▸ **Exercise task**: Skip the pictures and extract all of the lines exactly as written.

▸ **Data to use**:

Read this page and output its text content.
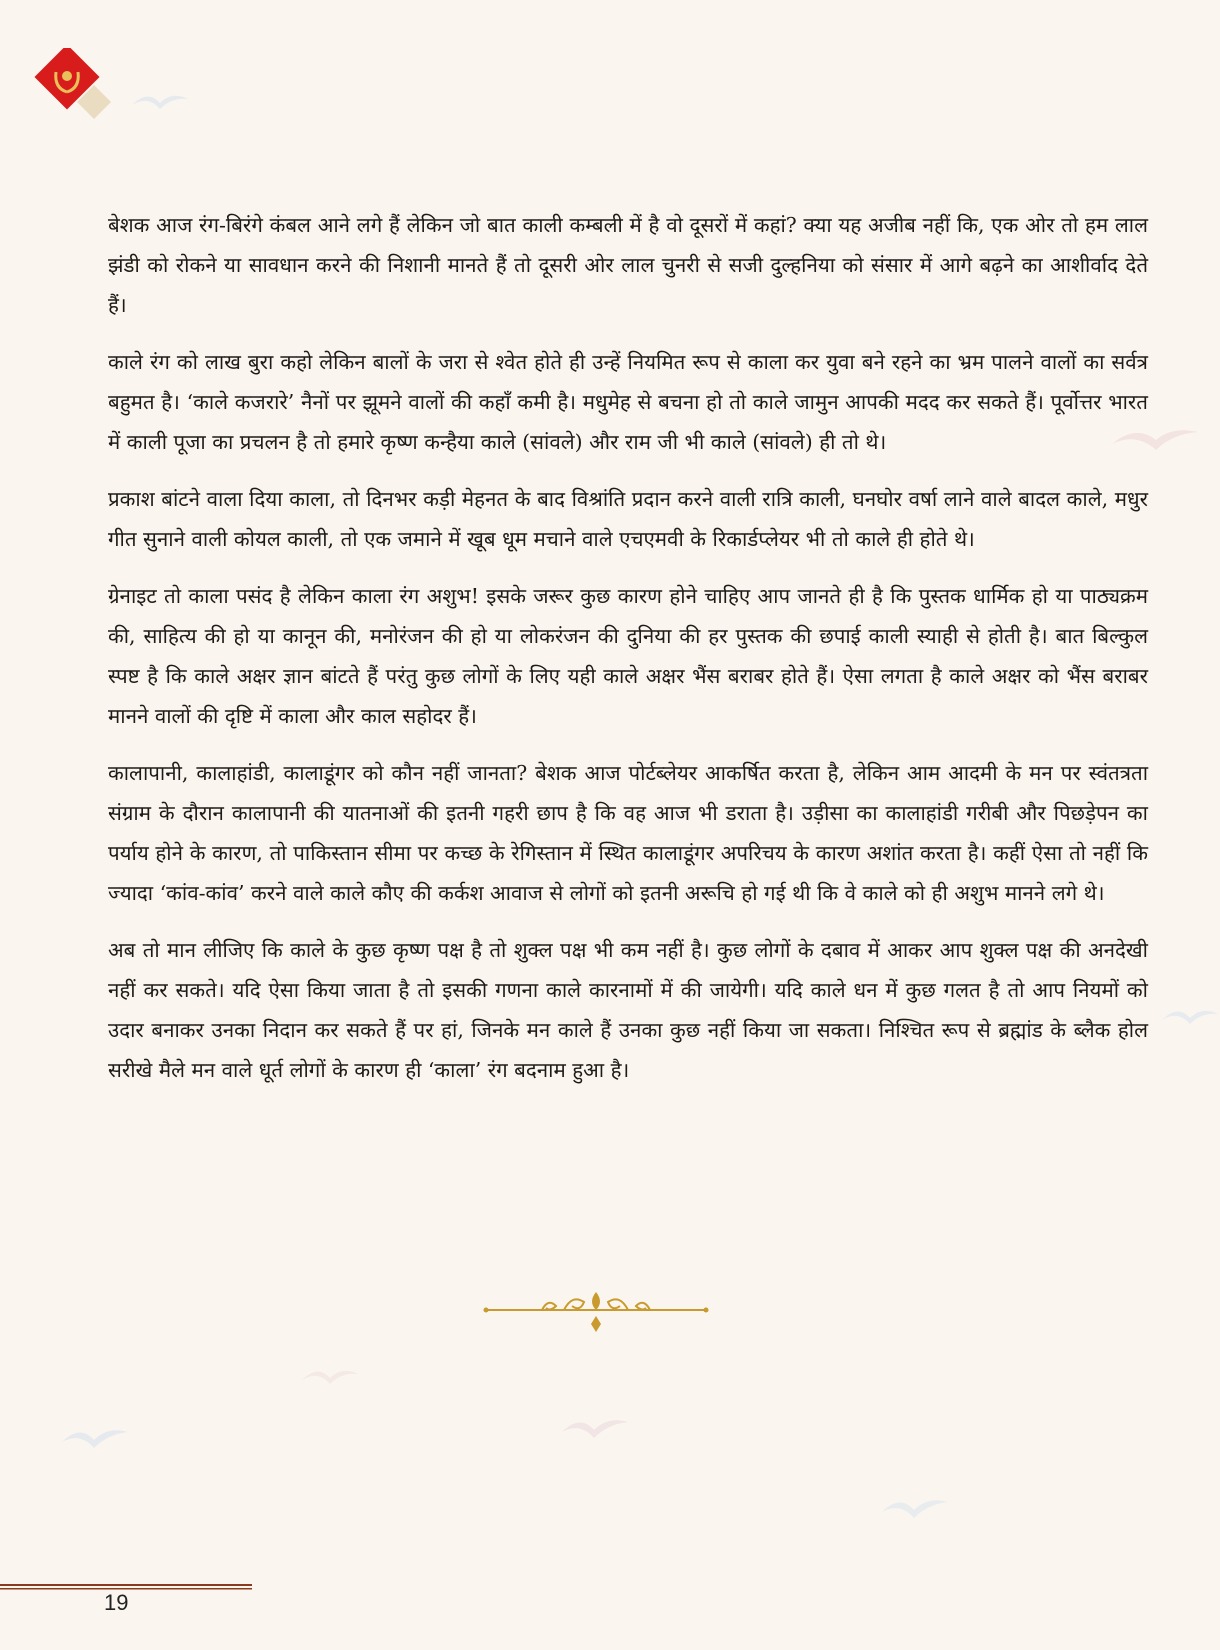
बेशक आज रंग-बिरंगे कंबल आने लगे हैं लेकिन जो बात काली कम्बली में है वो दूसरों में कहां? क्या यह अजीब नहीं कि, एक ओर तो हम लाल झंडी को रोकने या सावधान करने की निशानी मानते हैं तो दूसरी ओर लाल चुनरी से सजी दुल्हनिया को संसार में आगे बढ़ने का आशीर्वाद देते हैं।

काले रंग को लाख बुरा कहो लेकिन बालों के जरा से श्वेत होते ही उन्हें नियमित रूप से काला कर युवा बने रहने का भ्रम पालने वालों का सर्वत्र बहुमत है। ‘काले कजरारे’ नैनों पर झूमने वालों की कहाँ कमी है। मधुमेह से बचना हो तो काले जामुन आपकी मदद कर सकते हैं। पूर्वोत्तर भारत में काली पूजा का प्रचलन है तो हमारे कृष्ण कन्हैया काले (सांवले) और राम जी भी काले (सांवले) ही तो थे।

प्रकाश बांटने वाला दिया काला, तो दिनभर कड़ी मेहनत के बाद विश्रांति प्रदान करने वाली रात्रि काली, घनघोर वर्षा लाने वाले बादल काले, मधुर गीत सुनाने वाली कोयल काली, तो एक जमाने में खूब धूम मचाने वाले एचएमवी के रिकार्डप्लेयर भी तो काले ही होते थे।

ग्रेनाइट तो काला पसंद है लेकिन काला रंग अशुभ! इसके जरूर कुछ कारण होने चाहिए आप जानते ही है कि पुस्तक धार्मिक हो या पाठ्यक्रम की, साहित्य की हो या कानून की, मनोरंजन की हो या लोकरंजन की दुनिया की हर पुस्तक की छपाई काली स्याही से होती है। बात बिल्कुल स्पष्ट है कि काले अक्षर ज्ञान बांटते हैं परंतु कुछ लोगों के लिए यही काले अक्षर भैंस बराबर होते हैं। ऐसा लगता है काले अक्षर को भैंस बराबर मानने वालों की दृष्टि में काला और काल सहोदर हैं।

कालापानी, कालाहांडी, कालाडूंगर को कौन नहीं जानता? बेशक आज पोर्टब्लेयर आकर्षित करता है, लेकिन आम आदमी के मन पर स्वंतत्रता संग्राम के दौरान कालापानी की यातनाओं की इतनी गहरी छाप है कि वह आज भी डराता है। उड़ीसा का कालाहांडी गरीबी और पिछड़ेपन का पर्याय होने के कारण, तो पाकिस्तान सीमा पर कच्छ के रेगिस्तान में स्थित कालाडूंगर अपरिचय के कारण अशांत करता है। कहीं ऐसा तो नहीं कि ज्यादा ‘कांव-कांव’ करने वाले काले कौए की कर्कश आवाज से लोगों को इतनी अरूचि हो गई थी कि वे काले को ही अशुभ मानने लगे थे।

अब तो मान लीजिए कि काले के कुछ कृष्ण पक्ष है तो शुक्ल पक्ष भी कम नहीं है। कुछ लोगों के दबाव में आकर आप शुक्ल पक्ष की अनदेखी नहीं कर सकते। यदि ऐसा किया जाता है तो इसकी गणना काले कारनामों में की जायेगी। यदि काले धन में कुछ गलत है तो आप नियमों को उदार बनाकर उनका निदान कर सकते हैं पर हां, जिनके मन काले हैं उनका कुछ नहीं किया जा सकता। निश्चित रूप से ब्रह्मांड के ब्लैक होल सरीखे मैले मन वाले धूर्त लोगों के कारण ही ‘काला’ रंग बदनाम हुआ है।

19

▸ **Reply**:
Read this page and output its text content.
बेशक आज रंग-बिरंगे कंबल आने लगे हैं लेकिन जो बात काली कम्बली में है वो दूसरों में कहां? क्या यह अजीब नहीं कि, एक ओर तो हम लाल झंडी को रोकने या सावधान करने की निशानी मानते हैं तो दूसरी ओर लाल चुनरी से सजी दुल्हनिया को संसार में आगे बढ़ने का आशीर्वाद देते हैं।

काले रंग को लाख बुरा कहो लेकिन बालों के जरा से श्वेत होते ही उन्हें नियमित रूप से काला कर युवा बने रहने का भ्रम पालने वालों का सर्वत्र बहुमत है। ‘काले कजरारे’ नैनों पर झूमने वालों की कहाँ कमी है। मधुमेह से बचना हो तो काले जामुन आपकी मदद कर सकते हैं। पूर्वोत्तर भारत में काली पूजा का प्रचलन है तो हमारे कृष्ण कन्हैया काले (सांवले) और राम जी भी काले (सांवले) ही तो थे।

प्रकाश बांटने वाला दिया काला, तो दिनभर कड़ी मेहनत के बाद विश्रांति प्रदान करने वाली रात्रि काली, घनघोर वर्षा लाने वाले बादल काले, मधुर गीत सुनाने वाली कोयल काली, तो एक जमाने में खूब धूम मचाने वाले एचएमवी के रिकार्डप्लेयर भी तो काले ही होते थे।

ग्रेनाइट तो काला पसंद है लेकिन काला रंग अशुभ! इसके जरूर कुछ कारण होने चाहिए आप जानते ही है कि पुस्तक धार्मिक हो या पाठ्यक्रम की, साहित्य की हो या कानून की, मनोरंजन की हो या लोकरंजन की दुनिया की हर पुस्तक की छपाई काली स्याही से होती है। बात बिल्कुल स्पष्ट है कि काले अक्षर ज्ञान बांटते हैं परंतु कुछ लोगों के लिए यही काले अक्षर भैंस बराबर होते हैं। ऐसा लगता है काले अक्षर को भैंस बराबर मानने वालों की दृष्टि में काला और काल सहोदर हैं।

कालापानी, कालाहांडी, कालाडूंगर को कौन नहीं जानता? बेशक आज पोर्टब्लेयर आकर्षित करता है, लेकिन आम आदमी के मन पर स्वंतत्रता संग्राम के दौरान कालापानी की यातनाओं की इतनी गहरी छाप है कि वह आज भी डराता है। उड़ीसा का कालाहांडी गरीबी और पिछड़ेपन का पर्याय होने के कारण, तो पाकिस्तान सीमा पर कच्छ के रेगिस्तान में स्थित कालाडूंगर अपरिचय के कारण अशांत करता है। कहीं ऐसा तो नहीं कि ज्यादा ‘कांव-कांव’ करने वाले काले कौए की कर्कश आवाज से लोगों को इतनी अरूचि हो गई थी कि वे काले को ही अशुभ मानने लगे थे।

अब तो मान लीजिए कि काले के कुछ कृष्ण पक्ष है तो शुक्ल पक्ष भी कम नहीं है। कुछ लोगों के दबाव में आकर आप शुक्ल पक्ष की अनदेखी नहीं कर सकते। यदि ऐसा किया जाता है तो इसकी गणना काले कारनामों में की जायेगी। यदि काले धन में कुछ गलत है तो आप नियमों को उदार बनाकर उनका निदान कर सकते हैं पर हां, जिनके मन काले हैं उनका कुछ नहीं किया जा सकता। निश्चित रूप से ब्रह्मांड के ब्लैक होल सरीखे मैले मन वाले धूर्त लोगों के कारण ही ‘काला’ रंग बदनाम हुआ है।

19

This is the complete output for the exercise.